>> begin Task material
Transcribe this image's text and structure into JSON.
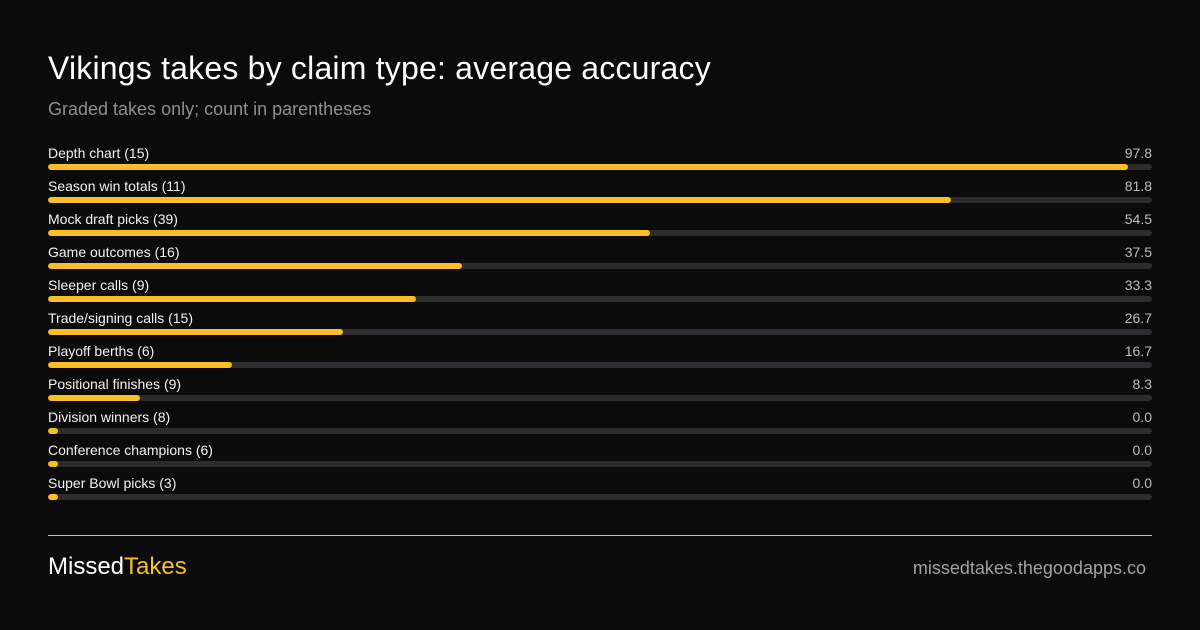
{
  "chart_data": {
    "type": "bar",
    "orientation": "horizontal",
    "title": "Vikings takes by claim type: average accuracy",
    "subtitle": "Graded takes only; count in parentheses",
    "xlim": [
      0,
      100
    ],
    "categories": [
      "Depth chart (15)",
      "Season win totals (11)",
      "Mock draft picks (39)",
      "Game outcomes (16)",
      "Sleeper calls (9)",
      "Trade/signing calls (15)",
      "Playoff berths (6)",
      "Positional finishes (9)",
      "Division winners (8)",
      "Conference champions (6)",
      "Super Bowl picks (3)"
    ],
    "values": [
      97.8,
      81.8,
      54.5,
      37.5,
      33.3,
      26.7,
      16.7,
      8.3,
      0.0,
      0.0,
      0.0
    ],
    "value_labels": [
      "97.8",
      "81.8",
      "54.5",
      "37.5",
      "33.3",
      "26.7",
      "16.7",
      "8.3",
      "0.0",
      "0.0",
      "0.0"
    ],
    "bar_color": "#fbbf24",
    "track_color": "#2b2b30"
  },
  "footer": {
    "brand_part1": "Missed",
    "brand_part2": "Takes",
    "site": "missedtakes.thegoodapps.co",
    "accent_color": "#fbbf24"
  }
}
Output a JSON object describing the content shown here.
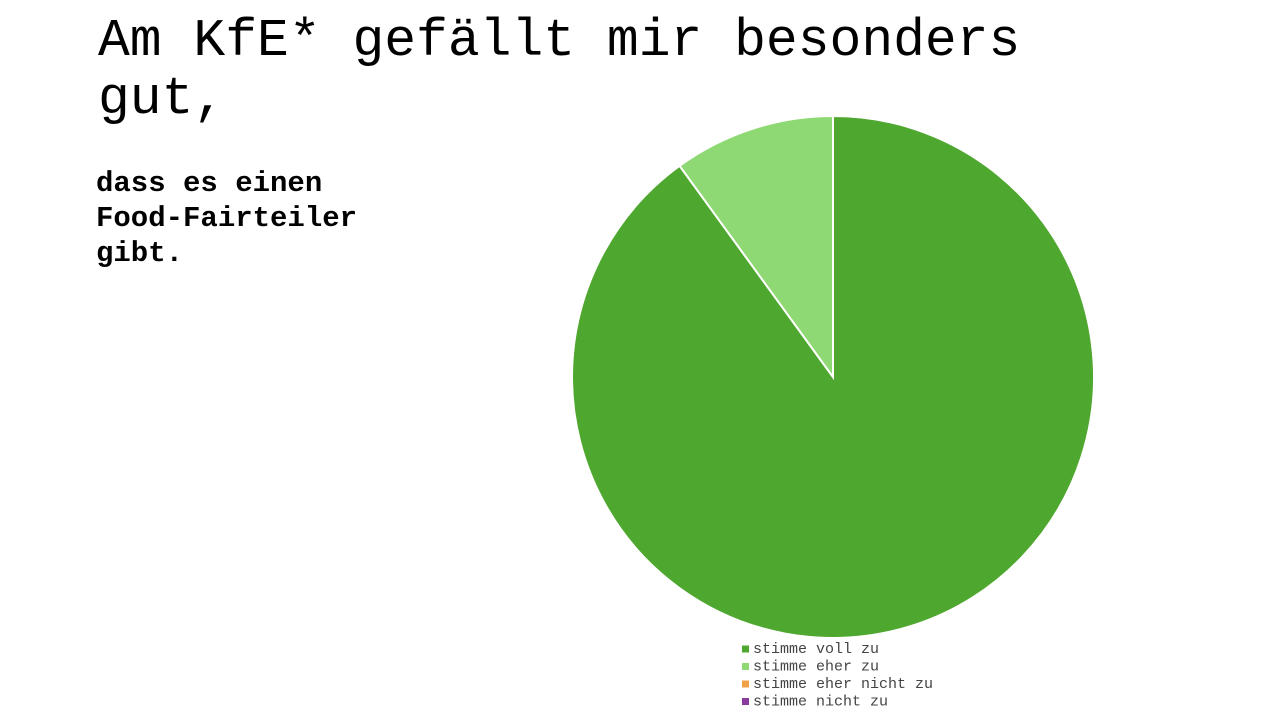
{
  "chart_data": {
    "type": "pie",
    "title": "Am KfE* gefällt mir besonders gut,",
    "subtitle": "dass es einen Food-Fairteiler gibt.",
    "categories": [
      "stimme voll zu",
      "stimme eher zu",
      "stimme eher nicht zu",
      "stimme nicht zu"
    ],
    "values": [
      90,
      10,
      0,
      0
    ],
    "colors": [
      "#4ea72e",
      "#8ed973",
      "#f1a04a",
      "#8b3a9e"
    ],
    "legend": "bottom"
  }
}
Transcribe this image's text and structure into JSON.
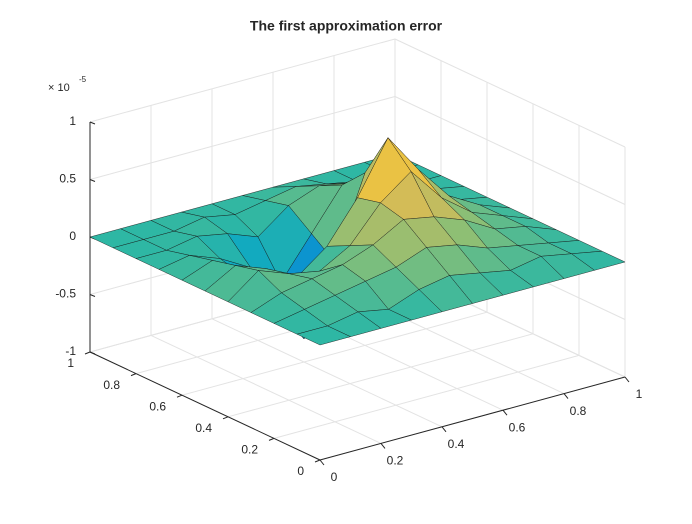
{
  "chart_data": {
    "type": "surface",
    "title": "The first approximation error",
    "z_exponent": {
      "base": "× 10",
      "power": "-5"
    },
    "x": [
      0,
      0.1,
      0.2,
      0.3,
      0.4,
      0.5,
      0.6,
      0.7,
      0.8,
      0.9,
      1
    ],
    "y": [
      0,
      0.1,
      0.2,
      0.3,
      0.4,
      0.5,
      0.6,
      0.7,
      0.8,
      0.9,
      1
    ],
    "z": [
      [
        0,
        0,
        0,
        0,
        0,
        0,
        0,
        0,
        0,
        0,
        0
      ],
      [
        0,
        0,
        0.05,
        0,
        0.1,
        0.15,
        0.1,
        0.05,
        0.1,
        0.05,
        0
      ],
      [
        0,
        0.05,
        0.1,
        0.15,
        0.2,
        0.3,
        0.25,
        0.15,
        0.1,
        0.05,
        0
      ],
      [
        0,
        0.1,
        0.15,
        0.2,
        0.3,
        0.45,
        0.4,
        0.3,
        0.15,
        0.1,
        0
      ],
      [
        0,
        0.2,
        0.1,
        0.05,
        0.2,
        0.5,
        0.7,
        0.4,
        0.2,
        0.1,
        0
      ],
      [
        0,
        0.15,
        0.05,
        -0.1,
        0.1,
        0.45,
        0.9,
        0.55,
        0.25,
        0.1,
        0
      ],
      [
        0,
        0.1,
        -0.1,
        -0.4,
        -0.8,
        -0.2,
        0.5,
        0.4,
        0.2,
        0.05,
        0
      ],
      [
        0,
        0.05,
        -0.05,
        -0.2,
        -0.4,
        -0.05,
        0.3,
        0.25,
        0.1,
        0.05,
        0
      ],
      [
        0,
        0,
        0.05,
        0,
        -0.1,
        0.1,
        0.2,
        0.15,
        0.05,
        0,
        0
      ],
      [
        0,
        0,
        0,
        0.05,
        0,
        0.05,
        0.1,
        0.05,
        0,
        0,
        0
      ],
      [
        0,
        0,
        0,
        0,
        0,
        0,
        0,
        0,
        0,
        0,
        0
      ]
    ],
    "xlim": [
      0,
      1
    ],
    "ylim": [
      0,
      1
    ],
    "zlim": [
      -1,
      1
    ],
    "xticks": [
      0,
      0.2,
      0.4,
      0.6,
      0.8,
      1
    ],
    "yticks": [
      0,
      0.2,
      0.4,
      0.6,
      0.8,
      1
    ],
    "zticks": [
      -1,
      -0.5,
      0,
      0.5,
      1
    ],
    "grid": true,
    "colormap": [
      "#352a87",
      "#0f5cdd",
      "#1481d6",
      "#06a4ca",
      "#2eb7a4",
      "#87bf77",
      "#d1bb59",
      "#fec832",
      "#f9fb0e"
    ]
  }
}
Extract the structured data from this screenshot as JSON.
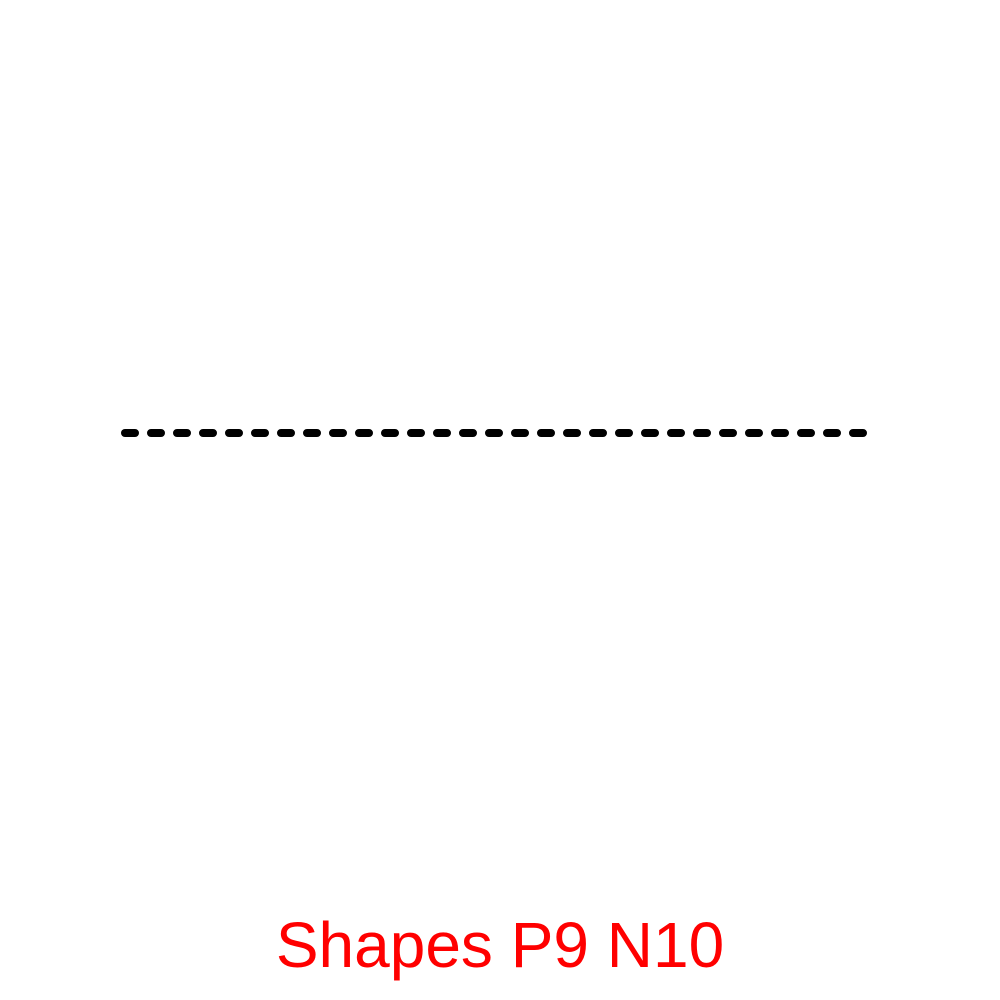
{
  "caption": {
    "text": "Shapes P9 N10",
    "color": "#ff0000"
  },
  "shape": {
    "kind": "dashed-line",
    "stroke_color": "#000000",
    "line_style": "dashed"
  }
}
>> end Task material
▶ **Task directions**
Reproduce the material word for word. Any pictures should be left out of the copy.

▶ **Solution to the problem**
Transcribe this image's text and structure into JSON.
{
  "chart_data": {
    "type": "bar",
    "orientation": "horizontal",
    "title": "Vikings takes by claim type: average accuracy",
    "subtitle": "Graded takes only; count in parentheses",
    "xlim": [
      0,
      100
    ],
    "categories": [
      "Depth chart (15)",
      "Season win totals (11)",
      "Mock draft picks (39)",
      "Game outcomes (16)",
      "Sleeper calls (9)",
      "Trade/signing calls (15)",
      "Playoff berths (6)",
      "Positional finishes (9)",
      "Division winners (8)",
      "Conference champions (6)",
      "Super Bowl picks (3)"
    ],
    "values": [
      97.8,
      81.8,
      54.5,
      37.5,
      33.3,
      26.7,
      16.7,
      8.3,
      0.0,
      0.0,
      0.0
    ],
    "value_labels": [
      "97.8",
      "81.8",
      "54.5",
      "37.5",
      "33.3",
      "26.7",
      "16.7",
      "8.3",
      "0.0",
      "0.0",
      "0.0"
    ],
    "bar_color": "#fbbf24",
    "track_color": "#2b2b30"
  },
  "footer": {
    "brand_part1": "Missed",
    "brand_part2": "Takes",
    "site": "missedtakes.thegoodapps.co",
    "accent_color": "#fbbf24"
  }
}
Output a JSON object describing the content shown here.
{
  "chart_data": {
    "type": "pie",
    "title": "Am KfE* gefällt mir besonders gut,",
    "subtitle": "dass es einen Food-Fairteiler gibt.",
    "categories": [
      "stimme voll zu",
      "stimme eher zu",
      "stimme eher nicht zu",
      "stimme nicht zu"
    ],
    "values": [
      90,
      10,
      0,
      0
    ],
    "colors": [
      "#4ea72e",
      "#8ed973",
      "#f1a04a",
      "#8b3a9e"
    ],
    "legend": "bottom"
  }
}
Transcribe this image's text and structure into JSON.
{
  "chart_data": {
    "type": "surface",
    "title": "The first approximation error",
    "z_exponent": {
      "base": "× 10",
      "power": "-5"
    },
    "x": [
      0,
      0.1,
      0.2,
      0.3,
      0.4,
      0.5,
      0.6,
      0.7,
      0.8,
      0.9,
      1
    ],
    "y": [
      0,
      0.1,
      0.2,
      0.3,
      0.4,
      0.5,
      0.6,
      0.7,
      0.8,
      0.9,
      1
    ],
    "z": [
      [
        0,
        0,
        0,
        0,
        0,
        0,
        0,
        0,
        0,
        0,
        0
      ],
      [
        0,
        0,
        0.05,
        0,
        0.1,
        0.15,
        0.1,
        0.05,
        0.1,
        0.05,
        0
      ],
      [
        0,
        0.05,
        0.1,
        0.15,
        0.2,
        0.3,
        0.25,
        0.15,
        0.1,
        0.05,
        0
      ],
      [
        0,
        0.1,
        0.15,
        0.2,
        0.3,
        0.45,
        0.4,
        0.3,
        0.15,
        0.1,
        0
      ],
      [
        0,
        0.2,
        0.1,
        0.05,
        0.2,
        0.5,
        0.7,
        0.4,
        0.2,
        0.1,
        0
      ],
      [
        0,
        0.15,
        0.05,
        -0.1,
        0.1,
        0.45,
        0.9,
        0.55,
        0.25,
        0.1,
        0
      ],
      [
        0,
        0.1,
        -0.1,
        -0.4,
        -0.8,
        -0.2,
        0.5,
        0.4,
        0.2,
        0.05,
        0
      ],
      [
        0,
        0.05,
        -0.05,
        -0.2,
        -0.4,
        -0.05,
        0.3,
        0.25,
        0.1,
        0.05,
        0
      ],
      [
        0,
        0,
        0.05,
        0,
        -0.1,
        0.1,
        0.2,
        0.15,
        0.05,
        0,
        0
      ],
      [
        0,
        0,
        0,
        0.05,
        0,
        0.05,
        0.1,
        0.05,
        0,
        0,
        0
      ],
      [
        0,
        0,
        0,
        0,
        0,
        0,
        0,
        0,
        0,
        0,
        0
      ]
    ],
    "xlim": [
      0,
      1
    ],
    "ylim": [
      0,
      1
    ],
    "zlim": [
      -1,
      1
    ],
    "xticks": [
      0,
      0.2,
      0.4,
      0.6,
      0.8,
      1
    ],
    "yticks": [
      0,
      0.2,
      0.4,
      0.6,
      0.8,
      1
    ],
    "zticks": [
      -1,
      -0.5,
      0,
      0.5,
      1
    ],
    "grid": true,
    "colormap": [
      "#352a87",
      "#0f5cdd",
      "#1481d6",
      "#06a4ca",
      "#2eb7a4",
      "#87bf77",
      "#d1bb59",
      "#fec832",
      "#f9fb0e"
    ]
  }
}
Extract the structured data from this screenshot as JSON.
{
  "caption": {
    "text": "Shapes P9 N10",
    "color": "#ff0000"
  },
  "shape": {
    "kind": "dashed-line",
    "stroke_color": "#000000",
    "line_style": "dashed"
  }
}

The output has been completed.